[start]
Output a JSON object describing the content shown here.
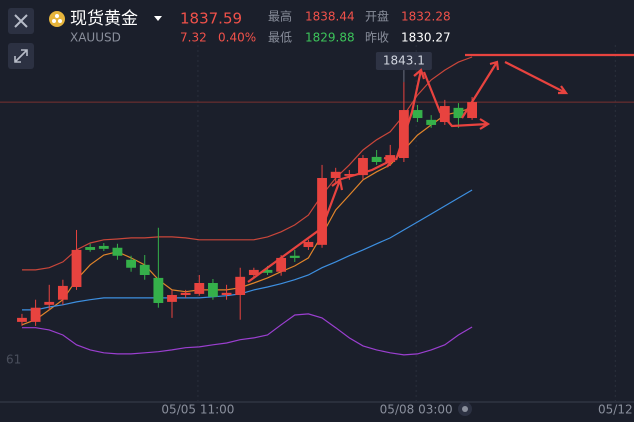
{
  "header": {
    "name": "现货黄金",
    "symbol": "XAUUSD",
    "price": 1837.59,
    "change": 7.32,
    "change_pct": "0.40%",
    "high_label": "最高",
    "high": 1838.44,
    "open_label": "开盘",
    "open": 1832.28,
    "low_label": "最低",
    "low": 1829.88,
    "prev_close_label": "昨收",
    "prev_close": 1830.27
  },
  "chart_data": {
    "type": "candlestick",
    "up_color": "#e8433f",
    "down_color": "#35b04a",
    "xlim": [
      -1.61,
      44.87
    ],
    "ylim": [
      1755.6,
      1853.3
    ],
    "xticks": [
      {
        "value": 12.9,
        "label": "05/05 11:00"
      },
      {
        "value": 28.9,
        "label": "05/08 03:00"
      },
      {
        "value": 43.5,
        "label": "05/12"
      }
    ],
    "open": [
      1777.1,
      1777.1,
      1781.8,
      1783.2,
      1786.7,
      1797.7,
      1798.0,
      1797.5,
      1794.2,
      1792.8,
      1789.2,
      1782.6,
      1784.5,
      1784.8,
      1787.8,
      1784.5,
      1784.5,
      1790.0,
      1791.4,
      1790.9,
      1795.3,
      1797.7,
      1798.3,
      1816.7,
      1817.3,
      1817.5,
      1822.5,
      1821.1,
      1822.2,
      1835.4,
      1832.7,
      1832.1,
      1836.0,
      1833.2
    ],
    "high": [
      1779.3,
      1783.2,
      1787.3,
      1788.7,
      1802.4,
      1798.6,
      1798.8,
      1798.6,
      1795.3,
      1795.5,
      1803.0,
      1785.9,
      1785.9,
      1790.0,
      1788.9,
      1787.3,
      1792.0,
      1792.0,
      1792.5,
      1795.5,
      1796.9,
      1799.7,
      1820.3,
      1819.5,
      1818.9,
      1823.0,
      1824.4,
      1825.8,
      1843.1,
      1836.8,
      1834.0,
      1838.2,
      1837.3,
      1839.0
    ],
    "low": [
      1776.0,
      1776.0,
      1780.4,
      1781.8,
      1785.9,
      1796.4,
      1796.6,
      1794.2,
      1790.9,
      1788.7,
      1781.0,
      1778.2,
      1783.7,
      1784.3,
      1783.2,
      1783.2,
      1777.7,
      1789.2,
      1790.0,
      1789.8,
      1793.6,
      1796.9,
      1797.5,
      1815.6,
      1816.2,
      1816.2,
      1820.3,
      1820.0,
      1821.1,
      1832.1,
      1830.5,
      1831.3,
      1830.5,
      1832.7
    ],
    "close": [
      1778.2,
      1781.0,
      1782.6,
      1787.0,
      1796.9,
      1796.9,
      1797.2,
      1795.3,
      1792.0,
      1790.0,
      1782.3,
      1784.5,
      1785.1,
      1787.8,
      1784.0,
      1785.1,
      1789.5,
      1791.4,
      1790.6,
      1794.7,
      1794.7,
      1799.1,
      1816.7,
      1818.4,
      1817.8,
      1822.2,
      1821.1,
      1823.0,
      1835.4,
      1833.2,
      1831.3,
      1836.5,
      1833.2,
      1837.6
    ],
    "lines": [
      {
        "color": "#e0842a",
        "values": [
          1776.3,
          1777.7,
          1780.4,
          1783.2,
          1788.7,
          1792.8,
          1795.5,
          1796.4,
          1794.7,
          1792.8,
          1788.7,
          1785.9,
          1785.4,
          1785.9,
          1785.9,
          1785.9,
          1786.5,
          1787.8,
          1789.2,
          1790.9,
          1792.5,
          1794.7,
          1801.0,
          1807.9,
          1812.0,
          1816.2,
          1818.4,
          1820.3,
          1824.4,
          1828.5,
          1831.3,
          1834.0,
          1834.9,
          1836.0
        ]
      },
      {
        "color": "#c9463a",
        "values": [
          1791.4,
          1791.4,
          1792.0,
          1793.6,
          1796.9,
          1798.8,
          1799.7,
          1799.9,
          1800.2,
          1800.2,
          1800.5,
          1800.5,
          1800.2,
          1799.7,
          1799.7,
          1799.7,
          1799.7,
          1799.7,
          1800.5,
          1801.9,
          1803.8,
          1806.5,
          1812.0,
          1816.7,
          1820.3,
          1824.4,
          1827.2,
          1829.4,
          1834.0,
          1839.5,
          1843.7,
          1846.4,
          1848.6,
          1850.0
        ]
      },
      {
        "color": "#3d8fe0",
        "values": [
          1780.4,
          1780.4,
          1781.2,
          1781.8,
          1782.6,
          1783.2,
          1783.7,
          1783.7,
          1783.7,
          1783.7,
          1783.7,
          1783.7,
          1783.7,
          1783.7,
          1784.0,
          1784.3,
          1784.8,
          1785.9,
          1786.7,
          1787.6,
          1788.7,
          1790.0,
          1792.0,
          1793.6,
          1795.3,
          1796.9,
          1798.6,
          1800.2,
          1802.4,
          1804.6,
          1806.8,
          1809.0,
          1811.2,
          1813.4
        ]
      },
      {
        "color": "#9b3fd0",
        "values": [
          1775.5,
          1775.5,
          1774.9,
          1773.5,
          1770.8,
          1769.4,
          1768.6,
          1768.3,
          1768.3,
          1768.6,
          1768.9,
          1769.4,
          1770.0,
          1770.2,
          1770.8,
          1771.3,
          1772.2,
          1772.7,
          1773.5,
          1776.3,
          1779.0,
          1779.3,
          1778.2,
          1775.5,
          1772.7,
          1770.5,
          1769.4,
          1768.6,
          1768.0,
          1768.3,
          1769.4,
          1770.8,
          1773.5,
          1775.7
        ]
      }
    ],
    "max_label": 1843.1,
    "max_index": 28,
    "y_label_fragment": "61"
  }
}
[end]
SHORT PROBLEM
Quote each line of the listing exactly, but leave the pictures out.

RESPONSE FOR THIS EXERCISE
Output a JSON object describing the content shown here.
{
  "header": {
    "name": "现货黄金",
    "symbol": "XAUUSD",
    "price": 1837.59,
    "change": 7.32,
    "change_pct": "0.40%",
    "high_label": "最高",
    "high": 1838.44,
    "open_label": "开盘",
    "open": 1832.28,
    "low_label": "最低",
    "low": 1829.88,
    "prev_close_label": "昨收",
    "prev_close": 1830.27
  },
  "chart_data": {
    "type": "candlestick",
    "up_color": "#e8433f",
    "down_color": "#35b04a",
    "xlim": [
      -1.61,
      44.87
    ],
    "ylim": [
      1755.6,
      1853.3
    ],
    "xticks": [
      {
        "value": 12.9,
        "label": "05/05 11:00"
      },
      {
        "value": 28.9,
        "label": "05/08 03:00"
      },
      {
        "value": 43.5,
        "label": "05/12"
      }
    ],
    "open": [
      1777.1,
      1777.1,
      1781.8,
      1783.2,
      1786.7,
      1797.7,
      1798.0,
      1797.5,
      1794.2,
      1792.8,
      1789.2,
      1782.6,
      1784.5,
      1784.8,
      1787.8,
      1784.5,
      1784.5,
      1790.0,
      1791.4,
      1790.9,
      1795.3,
      1797.7,
      1798.3,
      1816.7,
      1817.3,
      1817.5,
      1822.5,
      1821.1,
      1822.2,
      1835.4,
      1832.7,
      1832.1,
      1836.0,
      1833.2
    ],
    "high": [
      1779.3,
      1783.2,
      1787.3,
      1788.7,
      1802.4,
      1798.6,
      1798.8,
      1798.6,
      1795.3,
      1795.5,
      1803.0,
      1785.9,
      1785.9,
      1790.0,
      1788.9,
      1787.3,
      1792.0,
      1792.0,
      1792.5,
      1795.5,
      1796.9,
      1799.7,
      1820.3,
      1819.5,
      1818.9,
      1823.0,
      1824.4,
      1825.8,
      1843.1,
      1836.8,
      1834.0,
      1838.2,
      1837.3,
      1839.0
    ],
    "low": [
      1776.0,
      1776.0,
      1780.4,
      1781.8,
      1785.9,
      1796.4,
      1796.6,
      1794.2,
      1790.9,
      1788.7,
      1781.0,
      1778.2,
      1783.7,
      1784.3,
      1783.2,
      1783.2,
      1777.7,
      1789.2,
      1790.0,
      1789.8,
      1793.6,
      1796.9,
      1797.5,
      1815.6,
      1816.2,
      1816.2,
      1820.3,
      1820.0,
      1821.1,
      1832.1,
      1830.5,
      1831.3,
      1830.5,
      1832.7
    ],
    "close": [
      1778.2,
      1781.0,
      1782.6,
      1787.0,
      1796.9,
      1796.9,
      1797.2,
      1795.3,
      1792.0,
      1790.0,
      1782.3,
      1784.5,
      1785.1,
      1787.8,
      1784.0,
      1785.1,
      1789.5,
      1791.4,
      1790.6,
      1794.7,
      1794.7,
      1799.1,
      1816.7,
      1818.4,
      1817.8,
      1822.2,
      1821.1,
      1823.0,
      1835.4,
      1833.2,
      1831.3,
      1836.5,
      1833.2,
      1837.6
    ],
    "lines": [
      {
        "color": "#e0842a",
        "values": [
          1776.3,
          1777.7,
          1780.4,
          1783.2,
          1788.7,
          1792.8,
          1795.5,
          1796.4,
          1794.7,
          1792.8,
          1788.7,
          1785.9,
          1785.4,
          1785.9,
          1785.9,
          1785.9,
          1786.5,
          1787.8,
          1789.2,
          1790.9,
          1792.5,
          1794.7,
          1801.0,
          1807.9,
          1812.0,
          1816.2,
          1818.4,
          1820.3,
          1824.4,
          1828.5,
          1831.3,
          1834.0,
          1834.9,
          1836.0
        ]
      },
      {
        "color": "#c9463a",
        "values": [
          1791.4,
          1791.4,
          1792.0,
          1793.6,
          1796.9,
          1798.8,
          1799.7,
          1799.9,
          1800.2,
          1800.2,
          1800.5,
          1800.5,
          1800.2,
          1799.7,
          1799.7,
          1799.7,
          1799.7,
          1799.7,
          1800.5,
          1801.9,
          1803.8,
          1806.5,
          1812.0,
          1816.7,
          1820.3,
          1824.4,
          1827.2,
          1829.4,
          1834.0,
          1839.5,
          1843.7,
          1846.4,
          1848.6,
          1850.0
        ]
      },
      {
        "color": "#3d8fe0",
        "values": [
          1780.4,
          1780.4,
          1781.2,
          1781.8,
          1782.6,
          1783.2,
          1783.7,
          1783.7,
          1783.7,
          1783.7,
          1783.7,
          1783.7,
          1783.7,
          1783.7,
          1784.0,
          1784.3,
          1784.8,
          1785.9,
          1786.7,
          1787.6,
          1788.7,
          1790.0,
          1792.0,
          1793.6,
          1795.3,
          1796.9,
          1798.6,
          1800.2,
          1802.4,
          1804.6,
          1806.8,
          1809.0,
          1811.2,
          1813.4
        ]
      },
      {
        "color": "#9b3fd0",
        "values": [
          1775.5,
          1775.5,
          1774.9,
          1773.5,
          1770.8,
          1769.4,
          1768.6,
          1768.3,
          1768.3,
          1768.6,
          1768.9,
          1769.4,
          1770.0,
          1770.2,
          1770.8,
          1771.3,
          1772.2,
          1772.7,
          1773.5,
          1776.3,
          1779.0,
          1779.3,
          1778.2,
          1775.5,
          1772.7,
          1770.5,
          1769.4,
          1768.6,
          1768.0,
          1768.3,
          1769.4,
          1770.8,
          1773.5,
          1775.7
        ]
      }
    ],
    "max_label": 1843.1,
    "max_index": 28,
    "y_label_fragment": "61"
  }
}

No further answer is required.